▸ **Input rows**
%%
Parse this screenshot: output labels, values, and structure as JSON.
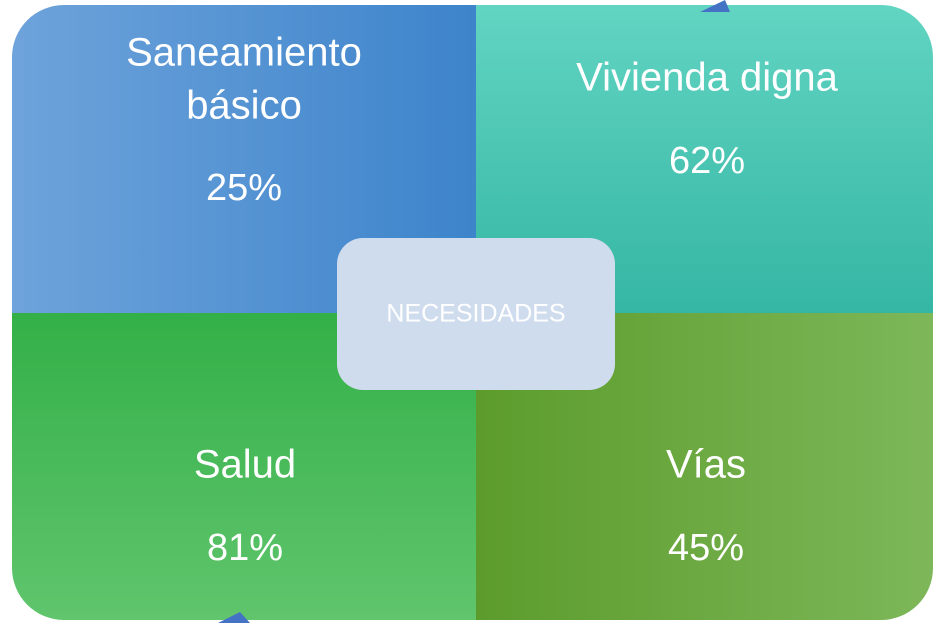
{
  "quadrants": [
    {
      "title": [
        "Saneamiento",
        "básico"
      ],
      "percent": "25%"
    },
    {
      "title": [
        "Vivienda digna"
      ],
      "percent": "62%"
    },
    {
      "title": [
        "Salud"
      ],
      "percent": "81%"
    },
    {
      "title": [
        "Vías"
      ],
      "percent": "45%"
    }
  ],
  "center": "NECESIDADES"
}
%%
▸ **Directive**
Would you return the data exactly as written, without the pictures?

▸ **The response**
Parse this screenshot: output labels, values, and structure as JSON.
{
  "quadrants": [
    {
      "title": [
        "Saneamiento",
        "básico"
      ],
      "percent": "25%"
    },
    {
      "title": [
        "Vivienda digna"
      ],
      "percent": "62%"
    },
    {
      "title": [
        "Salud"
      ],
      "percent": "81%"
    },
    {
      "title": [
        "Vías"
      ],
      "percent": "45%"
    }
  ],
  "center": "NECESIDADES"
}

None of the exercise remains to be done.